▸ RAW DATA:
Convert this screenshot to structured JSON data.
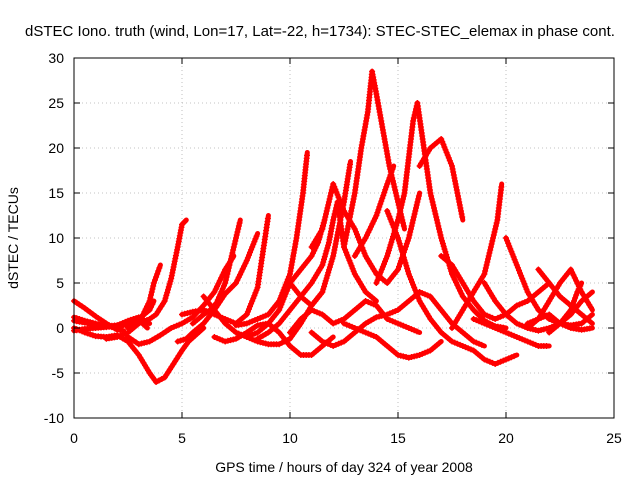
{
  "chart_data": {
    "type": "scatter",
    "title": "dSTEC Iono. truth (wind, Lon=17, Lat=-22, h=1734): STEC-STEC_elemax in phase cont.",
    "xlabel": "GPS time / hours of day 324 of year 2008",
    "ylabel": "dSTEC  / TECUs",
    "xlim": [
      0,
      25
    ],
    "ylim": [
      -10,
      30
    ],
    "xticks": [
      "0",
      "5",
      "10",
      "15",
      "20",
      "25"
    ],
    "yticks": [
      "-10",
      "-5",
      "0",
      "5",
      "10",
      "15",
      "20",
      "25",
      "30"
    ],
    "grid": true,
    "marker": "+",
    "color": "#ff0000",
    "series": [
      {
        "x": [
          0.0,
          0.5,
          1.0,
          1.5,
          2.0,
          2.5,
          3.0,
          3.5,
          3.7
        ],
        "y": [
          -0.3,
          -0.1,
          0.0,
          0.1,
          0.3,
          0.6,
          1.0,
          2.0,
          3.0
        ]
      },
      {
        "x": [
          0.0,
          0.5,
          1.0,
          1.5,
          2.0,
          2.3
        ],
        "y": [
          3.0,
          2.2,
          1.3,
          0.5,
          -0.2,
          -0.3
        ]
      },
      {
        "x": [
          0.0,
          0.5,
          1.0,
          1.5,
          2.0,
          2.5,
          3.0,
          3.4
        ],
        "y": [
          1.2,
          0.8,
          0.5,
          0.2,
          0.0,
          0.5,
          0.9,
          0.0
        ]
      },
      {
        "x": [
          0.0,
          0.5,
          1.0,
          1.5,
          2.0,
          2.5,
          3.0,
          3.5
        ],
        "y": [
          0.8,
          0.6,
          0.3,
          0.2,
          0.3,
          0.8,
          1.2,
          0.5
        ]
      },
      {
        "x": [
          0.0,
          0.5,
          1.0,
          1.5,
          2.0,
          2.5,
          3.0,
          3.5,
          3.8,
          4.2,
          4.6,
          5.0,
          5.3,
          6.0
        ],
        "y": [
          0.0,
          -0.5,
          -0.9,
          -1.0,
          -0.8,
          -1.5,
          -3.0,
          -5.0,
          -6.0,
          -5.5,
          -4.0,
          -2.5,
          -1.5,
          0.0
        ]
      },
      {
        "x": [
          1.5,
          2.0,
          2.5,
          3.0,
          3.5,
          3.8,
          4.2,
          4.5,
          4.8,
          5.0,
          5.2
        ],
        "y": [
          -1.2,
          -1.0,
          -0.5,
          0.5,
          1.0,
          1.5,
          3.0,
          5.5,
          9.0,
          11.5,
          12.0
        ]
      },
      {
        "x": [
          2.5,
          3.0,
          3.5,
          4.0,
          4.5,
          5.0,
          5.5,
          6.0,
          6.5,
          7.0,
          7.4
        ],
        "y": [
          -1.0,
          -1.8,
          -1.5,
          -0.8,
          0.0,
          0.5,
          1.2,
          2.5,
          4.0,
          6.5,
          8.0
        ]
      },
      {
        "x": [
          2.5,
          3.0,
          3.2,
          3.5,
          3.7,
          4.0
        ],
        "y": [
          0.0,
          0.5,
          1.5,
          3.0,
          5.0,
          7.0
        ]
      },
      {
        "x": [
          4.8,
          5.2,
          5.5,
          6.0,
          6.5,
          7.0,
          7.5,
          8.0,
          8.5
        ],
        "y": [
          -1.5,
          -1.2,
          -0.5,
          0.5,
          2.0,
          3.8,
          5.0,
          7.5,
          10.5
        ]
      },
      {
        "x": [
          5.0,
          5.5,
          6.0,
          6.5,
          7.0,
          7.5,
          8.0,
          8.5,
          9.0
        ],
        "y": [
          1.5,
          1.8,
          2.0,
          1.5,
          1.0,
          0.5,
          1.5,
          4.5,
          12.5
        ]
      },
      {
        "x": [
          5.5,
          6.0,
          6.3,
          6.6,
          7.0,
          7.3,
          7.7
        ],
        "y": [
          0.5,
          1.5,
          2.0,
          2.8,
          5.0,
          8.0,
          12.0
        ]
      },
      {
        "x": [
          6.0,
          6.5,
          7.0,
          7.5,
          8.0,
          8.5,
          9.0,
          9.5,
          10.0,
          10.5,
          11.0,
          11.5
        ],
        "y": [
          3.5,
          2.0,
          0.5,
          -0.5,
          -1.0,
          -1.5,
          -1.8,
          -1.8,
          -1.2,
          0.5,
          2.5,
          4.0
        ]
      },
      {
        "x": [
          7.5,
          8.0,
          8.5,
          9.0,
          9.5,
          10.0,
          10.3,
          10.6,
          10.8
        ],
        "y": [
          0.3,
          0.5,
          1.0,
          1.5,
          3.0,
          6.0,
          10.0,
          15.0,
          19.5
        ]
      },
      {
        "x": [
          6.5,
          7.0,
          7.5,
          8.0,
          8.5,
          9.0,
          9.5,
          10.0,
          10.5,
          11.0,
          11.5,
          12.0
        ],
        "y": [
          -1.0,
          -1.5,
          -1.2,
          -0.5,
          0.3,
          0.5,
          -0.5,
          -2.0,
          -3.0,
          -3.0,
          -2.0,
          -1.0
        ]
      },
      {
        "x": [
          8.0,
          8.5,
          9.0,
          9.5,
          10.0,
          10.5,
          11.0,
          11.3,
          11.6
        ],
        "y": [
          -1.0,
          -0.5,
          0.5,
          2.0,
          5.0,
          6.5,
          8.0,
          9.5,
          12.0
        ]
      },
      {
        "x": [
          8.5,
          9.0,
          9.5,
          10.0,
          10.5,
          11.0,
          11.5,
          11.8,
          12.0,
          12.2,
          12.5,
          13.0,
          13.5,
          14.0
        ],
        "y": [
          -1.2,
          -0.5,
          0.5,
          2.0,
          3.5,
          5.0,
          7.0,
          9.5,
          12.0,
          14.0,
          9.0,
          6.0,
          4.0,
          3.0
        ]
      },
      {
        "x": [
          10.0,
          10.5,
          11.0,
          11.5,
          12.0,
          12.5,
          12.8
        ],
        "y": [
          5.0,
          3.5,
          2.5,
          4.0,
          8.0,
          14.0,
          18.5
        ]
      },
      {
        "x": [
          11.0,
          11.5,
          12.0,
          12.5,
          13.0,
          13.5,
          14.0,
          14.5,
          15.0,
          15.5,
          16.0
        ],
        "y": [
          9.0,
          11.0,
          16.0,
          13.0,
          11.0,
          8.0,
          6.0,
          5.0,
          6.5,
          10.0,
          15.0
        ]
      },
      {
        "x": [
          10.0,
          10.5,
          11.0,
          11.5,
          12.0,
          12.5,
          13.0,
          13.5,
          14.0,
          14.5,
          15.0,
          15.5,
          16.0
        ],
        "y": [
          -0.5,
          1.0,
          2.0,
          1.5,
          0.5,
          1.0,
          2.0,
          3.0,
          2.5,
          1.0,
          0.5,
          0.0,
          -0.5
        ]
      },
      {
        "x": [
          11.0,
          11.5,
          12.0,
          12.5,
          13.0,
          13.5,
          14.0,
          14.5,
          15.0,
          15.5,
          16.0,
          16.5,
          17.0,
          17.5,
          18.0,
          18.5,
          19.0
        ],
        "y": [
          -0.5,
          -1.5,
          -2.0,
          -1.5,
          -0.5,
          0.5,
          1.2,
          1.5,
          2.0,
          3.0,
          4.0,
          3.5,
          2.0,
          0.5,
          -0.5,
          -1.5,
          -2.0
        ]
      },
      {
        "x": [
          12.5,
          13.0,
          13.3,
          13.6,
          13.8
        ],
        "y": [
          9.0,
          15.0,
          20.0,
          24.0,
          28.5
        ]
      },
      {
        "x": [
          13.8,
          14.0,
          14.3,
          14.6,
          15.0,
          15.3
        ],
        "y": [
          28.5,
          26.0,
          22.0,
          18.0,
          14.0,
          11.0
        ]
      },
      {
        "x": [
          13.0,
          13.5,
          14.0,
          14.5,
          14.8
        ],
        "y": [
          8.0,
          10.0,
          12.5,
          16.0,
          18.0
        ]
      },
      {
        "x": [
          14.0,
          14.5,
          15.0,
          15.3,
          15.5,
          15.7,
          15.9
        ],
        "y": [
          5.0,
          8.0,
          12.0,
          15.0,
          19.0,
          23.0,
          25.0
        ]
      },
      {
        "x": [
          15.9,
          16.2,
          16.5,
          17.0,
          17.5,
          18.0,
          18.5,
          19.0,
          19.5,
          20.0
        ],
        "y": [
          25.0,
          20.0,
          15.0,
          10.0,
          6.0,
          3.5,
          2.0,
          0.8,
          0.2,
          0.0
        ]
      },
      {
        "x": [
          14.5,
          15.0,
          15.5,
          16.0,
          16.5,
          17.0,
          17.5,
          18.0,
          18.5,
          19.0,
          19.5,
          20.0,
          20.5
        ],
        "y": [
          13.0,
          10.0,
          6.0,
          3.0,
          1.0,
          -0.5,
          -1.5,
          -2.0,
          -2.5,
          -3.5,
          -4.0,
          -3.5,
          -3.0
        ]
      },
      {
        "x": [
          12.5,
          13.0,
          13.5,
          14.0,
          14.5,
          15.0,
          15.5,
          16.0,
          16.5,
          17.0
        ],
        "y": [
          0.5,
          0.0,
          -0.5,
          -1.0,
          -2.0,
          -3.0,
          -3.3,
          -3.0,
          -2.5,
          -1.5
        ]
      },
      {
        "x": [
          16.0,
          16.5,
          17.0,
          17.5,
          18.0
        ],
        "y": [
          18.0,
          20.0,
          21.0,
          18.0,
          12.0
        ]
      },
      {
        "x": [
          17.0,
          17.5,
          18.0,
          18.5,
          19.0,
          19.5,
          20.0,
          20.5,
          21.0,
          21.5,
          22.0
        ],
        "y": [
          8.0,
          7.0,
          5.0,
          3.0,
          1.5,
          1.0,
          1.5,
          2.5,
          3.0,
          4.0,
          5.0
        ]
      },
      {
        "x": [
          17.5,
          18.0,
          18.5,
          19.0,
          19.3,
          19.6,
          19.8
        ],
        "y": [
          0.0,
          2.0,
          4.0,
          6.0,
          9.0,
          12.0,
          16.0
        ]
      },
      {
        "x": [
          18.5,
          19.0,
          19.5,
          20.0,
          20.5,
          21.0,
          21.5,
          22.0
        ],
        "y": [
          1.0,
          0.5,
          0.0,
          -0.5,
          -1.0,
          -1.5,
          -2.0,
          -2.0
        ]
      },
      {
        "x": [
          19.0,
          19.5,
          20.0,
          20.5,
          21.0,
          21.5,
          22.0,
          22.5,
          23.0,
          23.5,
          24.0
        ],
        "y": [
          5.0,
          3.0,
          1.5,
          0.5,
          0.0,
          -0.3,
          0.0,
          0.5,
          1.5,
          3.0,
          4.0
        ]
      },
      {
        "x": [
          20.0,
          20.5,
          21.0,
          21.5,
          22.0,
          22.5,
          23.0,
          23.5,
          24.0
        ],
        "y": [
          10.0,
          7.0,
          4.0,
          2.0,
          1.0,
          0.5,
          0.3,
          0.5,
          1.5
        ]
      },
      {
        "x": [
          21.0,
          21.5,
          22.0,
          22.5,
          23.0,
          23.5,
          24.0
        ],
        "y": [
          0.0,
          1.0,
          3.0,
          5.0,
          6.5,
          4.0,
          2.0
        ]
      },
      {
        "x": [
          21.5,
          22.0,
          22.5,
          23.0,
          23.5,
          24.0
        ],
        "y": [
          6.5,
          5.0,
          3.5,
          2.5,
          1.5,
          0.5
        ]
      },
      {
        "x": [
          21.0,
          21.5,
          22.0,
          22.5,
          23.0,
          23.5,
          24.0
        ],
        "y": [
          0.5,
          1.0,
          1.5,
          0.5,
          0.0,
          -0.2,
          0.0
        ]
      },
      {
        "x": [
          22.0,
          22.5,
          23.0,
          23.3,
          23.5
        ],
        "y": [
          -0.5,
          0.5,
          2.0,
          4.0,
          5.0
        ]
      }
    ]
  }
}
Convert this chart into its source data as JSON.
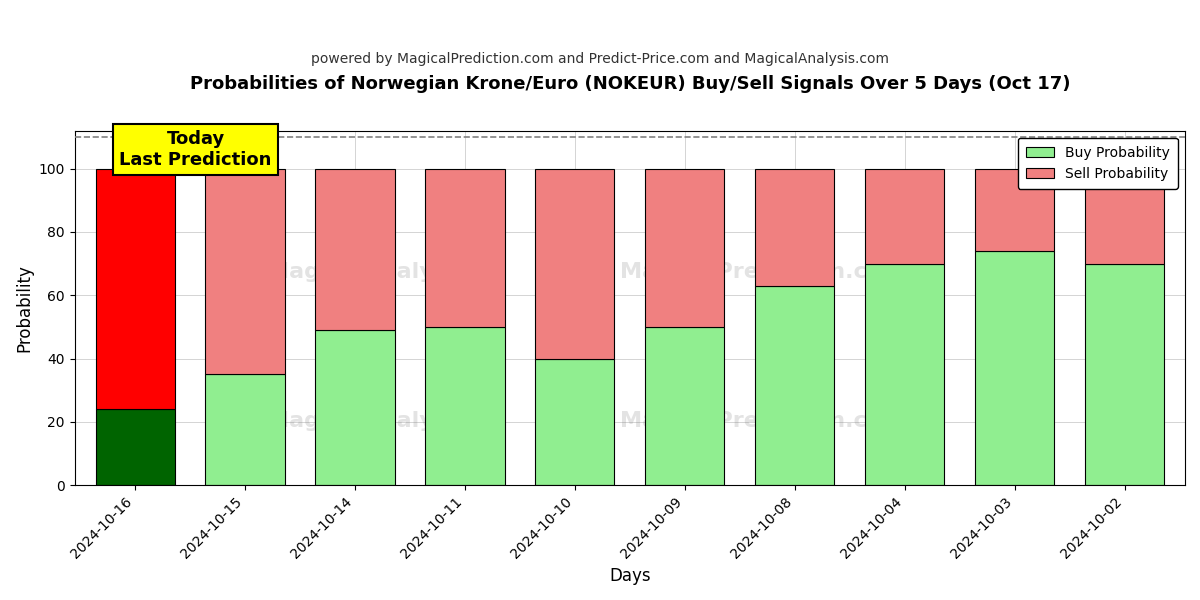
{
  "title": "Probabilities of Norwegian Krone/Euro (NOKEUR) Buy/Sell Signals Over 5 Days (Oct 17)",
  "subtitle": "powered by MagicalPrediction.com and Predict-Price.com and MagicalAnalysis.com",
  "xlabel": "Days",
  "ylabel": "Probability",
  "categories": [
    "2024-10-16",
    "2024-10-15",
    "2024-10-14",
    "2024-10-11",
    "2024-10-10",
    "2024-10-09",
    "2024-10-08",
    "2024-10-04",
    "2024-10-03",
    "2024-10-02"
  ],
  "buy_values": [
    24,
    35,
    49,
    50,
    40,
    50,
    63,
    70,
    74,
    70
  ],
  "sell_values": [
    76,
    65,
    51,
    50,
    60,
    50,
    37,
    30,
    26,
    30
  ],
  "buy_color_first": "#006400",
  "sell_color_first": "#ff0000",
  "buy_color_rest": "#90EE90",
  "sell_color_rest": "#F08080",
  "bar_edge_color": "#000000",
  "ylim": [
    0,
    112
  ],
  "yticks": [
    0,
    20,
    40,
    60,
    80,
    100
  ],
  "dashed_line_y": 110,
  "legend_buy_label": "Buy Probability",
  "legend_sell_label": "Sell Probability",
  "today_label": "Today\nLast Prediction",
  "background_color": "#ffffff",
  "grid_color": "#aaaaaa"
}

▸ GOAL: Where does the word "JSON" appear in the listing? List each line that holds it.

▸ EXERCISE OUTPUT:
Convert this screenshot to structured JSON data.
Convert this chart into its source data as JSON.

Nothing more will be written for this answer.